Chart and figure data:
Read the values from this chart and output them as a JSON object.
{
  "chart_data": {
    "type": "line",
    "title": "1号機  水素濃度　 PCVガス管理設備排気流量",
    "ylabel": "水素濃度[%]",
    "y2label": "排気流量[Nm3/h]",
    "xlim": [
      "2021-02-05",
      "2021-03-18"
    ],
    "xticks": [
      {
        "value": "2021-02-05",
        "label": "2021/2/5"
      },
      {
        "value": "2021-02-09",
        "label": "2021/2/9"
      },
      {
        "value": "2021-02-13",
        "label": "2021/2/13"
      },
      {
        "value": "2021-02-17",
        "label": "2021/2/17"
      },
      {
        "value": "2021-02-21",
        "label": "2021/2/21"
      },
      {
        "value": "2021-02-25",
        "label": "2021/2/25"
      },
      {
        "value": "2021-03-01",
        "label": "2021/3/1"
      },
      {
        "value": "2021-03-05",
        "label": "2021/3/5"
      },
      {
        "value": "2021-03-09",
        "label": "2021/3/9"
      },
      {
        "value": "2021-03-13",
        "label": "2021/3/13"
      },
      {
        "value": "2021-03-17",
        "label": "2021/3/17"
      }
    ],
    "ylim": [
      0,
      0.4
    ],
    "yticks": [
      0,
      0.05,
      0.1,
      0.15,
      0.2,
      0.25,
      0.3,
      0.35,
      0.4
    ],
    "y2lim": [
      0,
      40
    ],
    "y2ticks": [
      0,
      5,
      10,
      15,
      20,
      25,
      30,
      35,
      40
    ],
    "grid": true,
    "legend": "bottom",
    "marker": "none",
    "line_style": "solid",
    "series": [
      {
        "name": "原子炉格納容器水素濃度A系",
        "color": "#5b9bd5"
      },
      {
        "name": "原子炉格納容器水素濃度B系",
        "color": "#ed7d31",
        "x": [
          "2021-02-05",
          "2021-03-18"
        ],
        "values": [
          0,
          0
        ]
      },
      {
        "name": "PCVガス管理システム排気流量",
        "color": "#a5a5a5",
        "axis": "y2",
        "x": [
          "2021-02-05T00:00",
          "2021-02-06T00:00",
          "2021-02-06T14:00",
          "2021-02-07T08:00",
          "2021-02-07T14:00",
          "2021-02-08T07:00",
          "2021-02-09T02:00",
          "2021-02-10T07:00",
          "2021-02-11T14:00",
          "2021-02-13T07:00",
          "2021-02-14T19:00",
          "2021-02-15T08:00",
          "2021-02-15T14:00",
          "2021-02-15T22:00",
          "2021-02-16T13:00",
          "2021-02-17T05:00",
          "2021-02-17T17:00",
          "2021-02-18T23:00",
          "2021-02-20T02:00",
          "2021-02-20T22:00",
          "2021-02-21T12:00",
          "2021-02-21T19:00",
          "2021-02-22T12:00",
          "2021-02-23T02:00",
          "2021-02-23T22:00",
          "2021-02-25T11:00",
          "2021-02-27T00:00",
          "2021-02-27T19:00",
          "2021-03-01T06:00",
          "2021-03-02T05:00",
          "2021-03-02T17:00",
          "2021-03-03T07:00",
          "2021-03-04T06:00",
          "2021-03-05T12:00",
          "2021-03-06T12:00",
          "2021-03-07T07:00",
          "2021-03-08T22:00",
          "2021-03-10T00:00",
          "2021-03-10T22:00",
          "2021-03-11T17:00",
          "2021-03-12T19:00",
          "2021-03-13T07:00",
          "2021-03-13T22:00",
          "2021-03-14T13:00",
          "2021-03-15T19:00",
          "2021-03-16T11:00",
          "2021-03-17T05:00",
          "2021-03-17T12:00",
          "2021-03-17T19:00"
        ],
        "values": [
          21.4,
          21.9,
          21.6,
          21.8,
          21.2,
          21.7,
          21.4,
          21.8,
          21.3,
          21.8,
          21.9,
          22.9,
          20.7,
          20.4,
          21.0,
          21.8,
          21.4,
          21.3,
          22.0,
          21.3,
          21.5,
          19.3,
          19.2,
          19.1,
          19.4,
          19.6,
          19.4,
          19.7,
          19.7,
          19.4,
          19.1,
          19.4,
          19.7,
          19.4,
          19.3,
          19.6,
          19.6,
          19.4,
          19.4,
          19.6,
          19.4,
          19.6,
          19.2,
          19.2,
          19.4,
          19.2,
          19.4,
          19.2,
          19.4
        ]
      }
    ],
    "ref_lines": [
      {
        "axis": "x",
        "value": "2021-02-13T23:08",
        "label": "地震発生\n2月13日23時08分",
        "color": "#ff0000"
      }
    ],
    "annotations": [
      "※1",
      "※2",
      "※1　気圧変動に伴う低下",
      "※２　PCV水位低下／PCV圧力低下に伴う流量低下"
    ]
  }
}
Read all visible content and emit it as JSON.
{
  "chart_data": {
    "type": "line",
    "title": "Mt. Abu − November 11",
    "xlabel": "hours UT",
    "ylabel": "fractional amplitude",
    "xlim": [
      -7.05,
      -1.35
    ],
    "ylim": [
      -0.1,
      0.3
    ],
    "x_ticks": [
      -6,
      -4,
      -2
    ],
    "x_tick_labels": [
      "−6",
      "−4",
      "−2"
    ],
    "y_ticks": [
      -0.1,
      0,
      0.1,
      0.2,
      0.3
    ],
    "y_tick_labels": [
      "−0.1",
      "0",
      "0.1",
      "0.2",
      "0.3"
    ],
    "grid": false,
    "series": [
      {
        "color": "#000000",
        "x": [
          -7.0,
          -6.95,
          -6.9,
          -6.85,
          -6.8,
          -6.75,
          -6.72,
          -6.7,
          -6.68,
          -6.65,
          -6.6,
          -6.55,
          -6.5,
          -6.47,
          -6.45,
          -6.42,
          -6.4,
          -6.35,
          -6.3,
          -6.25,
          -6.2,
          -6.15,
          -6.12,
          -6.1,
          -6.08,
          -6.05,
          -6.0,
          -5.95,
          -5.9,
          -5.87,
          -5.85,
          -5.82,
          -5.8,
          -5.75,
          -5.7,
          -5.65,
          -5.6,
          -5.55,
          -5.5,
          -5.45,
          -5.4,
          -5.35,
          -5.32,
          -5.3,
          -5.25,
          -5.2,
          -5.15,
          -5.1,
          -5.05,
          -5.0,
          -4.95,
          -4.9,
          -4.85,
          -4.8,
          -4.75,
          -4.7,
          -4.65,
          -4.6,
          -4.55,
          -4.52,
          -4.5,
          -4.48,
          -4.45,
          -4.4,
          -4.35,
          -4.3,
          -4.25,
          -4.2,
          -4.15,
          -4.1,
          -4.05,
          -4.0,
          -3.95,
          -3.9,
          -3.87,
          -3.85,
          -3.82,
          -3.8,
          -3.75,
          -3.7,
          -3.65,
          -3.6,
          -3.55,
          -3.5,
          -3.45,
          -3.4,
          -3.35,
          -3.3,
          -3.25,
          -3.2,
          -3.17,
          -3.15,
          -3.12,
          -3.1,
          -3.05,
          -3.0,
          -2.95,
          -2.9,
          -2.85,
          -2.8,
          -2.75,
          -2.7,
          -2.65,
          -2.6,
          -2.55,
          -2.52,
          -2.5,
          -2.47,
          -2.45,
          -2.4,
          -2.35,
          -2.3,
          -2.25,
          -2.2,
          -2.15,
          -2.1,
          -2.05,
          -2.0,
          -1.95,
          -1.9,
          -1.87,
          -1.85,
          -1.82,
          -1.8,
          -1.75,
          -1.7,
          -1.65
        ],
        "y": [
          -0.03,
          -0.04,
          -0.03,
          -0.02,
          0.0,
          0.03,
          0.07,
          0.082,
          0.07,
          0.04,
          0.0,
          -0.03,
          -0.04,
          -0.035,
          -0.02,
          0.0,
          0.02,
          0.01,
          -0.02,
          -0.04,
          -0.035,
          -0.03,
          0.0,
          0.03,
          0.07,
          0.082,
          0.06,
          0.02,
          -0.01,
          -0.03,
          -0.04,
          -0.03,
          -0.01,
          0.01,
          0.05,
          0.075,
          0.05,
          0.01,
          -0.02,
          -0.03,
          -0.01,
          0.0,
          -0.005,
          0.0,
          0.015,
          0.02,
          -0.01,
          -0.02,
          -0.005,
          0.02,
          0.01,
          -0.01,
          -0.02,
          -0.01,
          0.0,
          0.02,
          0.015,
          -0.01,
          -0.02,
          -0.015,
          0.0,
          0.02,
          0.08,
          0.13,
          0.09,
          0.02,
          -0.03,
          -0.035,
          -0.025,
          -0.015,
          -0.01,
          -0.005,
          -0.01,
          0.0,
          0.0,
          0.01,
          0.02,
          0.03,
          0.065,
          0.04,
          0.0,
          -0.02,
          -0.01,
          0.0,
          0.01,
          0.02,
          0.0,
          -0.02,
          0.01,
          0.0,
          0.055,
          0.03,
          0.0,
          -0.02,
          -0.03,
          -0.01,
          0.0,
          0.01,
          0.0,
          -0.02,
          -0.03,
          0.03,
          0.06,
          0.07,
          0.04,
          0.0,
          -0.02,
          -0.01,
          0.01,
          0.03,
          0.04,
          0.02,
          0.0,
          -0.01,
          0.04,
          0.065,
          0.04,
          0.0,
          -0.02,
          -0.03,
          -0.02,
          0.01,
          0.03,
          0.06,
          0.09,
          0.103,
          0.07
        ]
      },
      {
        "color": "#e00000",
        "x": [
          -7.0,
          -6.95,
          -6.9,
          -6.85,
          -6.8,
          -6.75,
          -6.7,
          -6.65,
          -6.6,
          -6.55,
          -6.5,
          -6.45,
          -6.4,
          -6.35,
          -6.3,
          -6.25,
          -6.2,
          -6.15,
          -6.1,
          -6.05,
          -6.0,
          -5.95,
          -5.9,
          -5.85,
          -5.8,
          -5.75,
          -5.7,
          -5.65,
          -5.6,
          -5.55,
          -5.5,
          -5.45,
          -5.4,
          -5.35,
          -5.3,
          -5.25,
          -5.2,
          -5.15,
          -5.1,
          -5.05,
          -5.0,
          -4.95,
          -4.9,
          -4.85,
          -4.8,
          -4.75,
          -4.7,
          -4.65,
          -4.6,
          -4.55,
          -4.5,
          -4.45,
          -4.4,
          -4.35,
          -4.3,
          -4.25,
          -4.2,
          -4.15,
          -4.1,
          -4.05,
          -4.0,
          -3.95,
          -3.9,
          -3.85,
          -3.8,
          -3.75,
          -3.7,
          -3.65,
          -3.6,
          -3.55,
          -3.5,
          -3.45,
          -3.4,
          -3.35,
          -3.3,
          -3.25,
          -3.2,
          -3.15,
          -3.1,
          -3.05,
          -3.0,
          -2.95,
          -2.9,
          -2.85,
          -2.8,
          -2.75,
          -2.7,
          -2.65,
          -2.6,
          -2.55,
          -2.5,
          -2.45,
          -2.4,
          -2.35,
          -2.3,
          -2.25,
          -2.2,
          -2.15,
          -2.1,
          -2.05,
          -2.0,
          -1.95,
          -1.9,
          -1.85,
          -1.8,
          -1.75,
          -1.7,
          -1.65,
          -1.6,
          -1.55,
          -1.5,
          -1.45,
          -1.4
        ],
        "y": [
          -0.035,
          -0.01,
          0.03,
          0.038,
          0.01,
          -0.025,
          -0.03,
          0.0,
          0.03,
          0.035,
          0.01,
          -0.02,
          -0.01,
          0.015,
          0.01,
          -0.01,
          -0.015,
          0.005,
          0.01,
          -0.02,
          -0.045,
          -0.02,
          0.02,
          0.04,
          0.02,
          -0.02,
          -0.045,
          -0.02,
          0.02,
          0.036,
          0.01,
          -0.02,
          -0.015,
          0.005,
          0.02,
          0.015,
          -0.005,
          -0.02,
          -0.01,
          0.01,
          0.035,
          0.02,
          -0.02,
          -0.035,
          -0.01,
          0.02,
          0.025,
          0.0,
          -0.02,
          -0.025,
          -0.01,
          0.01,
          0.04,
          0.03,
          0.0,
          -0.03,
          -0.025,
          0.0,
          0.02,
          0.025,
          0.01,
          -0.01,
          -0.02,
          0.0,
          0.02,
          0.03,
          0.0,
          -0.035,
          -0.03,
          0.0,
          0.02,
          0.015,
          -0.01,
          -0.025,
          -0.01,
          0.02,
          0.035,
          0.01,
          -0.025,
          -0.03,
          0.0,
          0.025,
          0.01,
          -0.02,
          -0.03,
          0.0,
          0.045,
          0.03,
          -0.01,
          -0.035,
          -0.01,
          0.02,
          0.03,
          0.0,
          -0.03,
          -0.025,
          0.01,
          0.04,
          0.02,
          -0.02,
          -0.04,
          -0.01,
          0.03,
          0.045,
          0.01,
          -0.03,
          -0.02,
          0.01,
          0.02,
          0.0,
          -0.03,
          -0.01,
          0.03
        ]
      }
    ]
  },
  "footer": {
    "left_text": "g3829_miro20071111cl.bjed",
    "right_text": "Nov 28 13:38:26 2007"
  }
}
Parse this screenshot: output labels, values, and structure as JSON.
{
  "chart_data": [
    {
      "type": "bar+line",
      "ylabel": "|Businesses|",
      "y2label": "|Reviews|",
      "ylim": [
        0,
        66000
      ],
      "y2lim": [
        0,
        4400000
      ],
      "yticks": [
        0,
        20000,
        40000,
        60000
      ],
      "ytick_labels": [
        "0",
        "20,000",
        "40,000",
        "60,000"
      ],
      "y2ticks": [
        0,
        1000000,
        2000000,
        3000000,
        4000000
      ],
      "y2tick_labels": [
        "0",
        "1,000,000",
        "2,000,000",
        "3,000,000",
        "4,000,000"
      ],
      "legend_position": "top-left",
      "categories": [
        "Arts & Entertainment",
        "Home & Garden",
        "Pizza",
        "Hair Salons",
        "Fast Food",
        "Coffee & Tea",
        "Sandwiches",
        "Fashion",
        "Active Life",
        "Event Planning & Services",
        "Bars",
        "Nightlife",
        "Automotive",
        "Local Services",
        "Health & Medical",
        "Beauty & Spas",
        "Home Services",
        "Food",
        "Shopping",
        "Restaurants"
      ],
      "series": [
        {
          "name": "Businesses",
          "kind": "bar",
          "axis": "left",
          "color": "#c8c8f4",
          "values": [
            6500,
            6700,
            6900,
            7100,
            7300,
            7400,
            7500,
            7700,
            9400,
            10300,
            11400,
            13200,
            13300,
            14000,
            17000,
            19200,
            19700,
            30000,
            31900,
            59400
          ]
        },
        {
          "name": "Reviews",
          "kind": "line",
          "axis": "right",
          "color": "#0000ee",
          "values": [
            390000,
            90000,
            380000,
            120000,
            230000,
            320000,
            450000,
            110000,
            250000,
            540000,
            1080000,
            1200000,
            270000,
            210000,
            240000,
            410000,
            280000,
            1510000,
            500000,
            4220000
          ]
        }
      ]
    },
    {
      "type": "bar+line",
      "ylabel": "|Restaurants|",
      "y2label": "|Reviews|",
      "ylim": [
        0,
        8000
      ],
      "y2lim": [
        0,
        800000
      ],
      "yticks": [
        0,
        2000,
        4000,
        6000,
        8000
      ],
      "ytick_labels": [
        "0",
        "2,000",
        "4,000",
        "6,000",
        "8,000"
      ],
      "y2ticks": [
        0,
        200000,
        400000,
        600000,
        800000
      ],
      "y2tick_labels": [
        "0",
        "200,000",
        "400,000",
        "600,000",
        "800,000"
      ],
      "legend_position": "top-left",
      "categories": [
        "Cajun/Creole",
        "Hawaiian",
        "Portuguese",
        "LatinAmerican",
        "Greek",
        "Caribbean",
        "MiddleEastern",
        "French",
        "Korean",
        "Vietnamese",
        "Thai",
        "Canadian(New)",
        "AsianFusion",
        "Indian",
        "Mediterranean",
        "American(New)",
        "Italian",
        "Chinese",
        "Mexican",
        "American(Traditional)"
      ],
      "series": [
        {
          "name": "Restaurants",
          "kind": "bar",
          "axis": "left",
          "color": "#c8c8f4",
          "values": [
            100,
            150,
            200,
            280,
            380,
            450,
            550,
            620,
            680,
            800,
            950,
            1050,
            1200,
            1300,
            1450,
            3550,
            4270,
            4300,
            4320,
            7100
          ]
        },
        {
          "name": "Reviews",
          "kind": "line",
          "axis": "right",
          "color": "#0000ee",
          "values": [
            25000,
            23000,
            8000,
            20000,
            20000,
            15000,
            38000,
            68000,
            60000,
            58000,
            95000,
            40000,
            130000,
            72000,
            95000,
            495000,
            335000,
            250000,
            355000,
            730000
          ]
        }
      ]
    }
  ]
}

Problem to solve:
Above are the records; copy every line in them that holds the word "color".

Response for this exercise:
        "color": "#5b9bd5"
        "color": "#ed7d31",
        "color": "#a5a5a5",
        "color": "#ff0000"
        "color": "#000000",
        "color": "#e00000",
          "color": "#c8c8f4",
          "color": "#0000ee",
          "color": "#c8c8f4",
          "color": "#0000ee",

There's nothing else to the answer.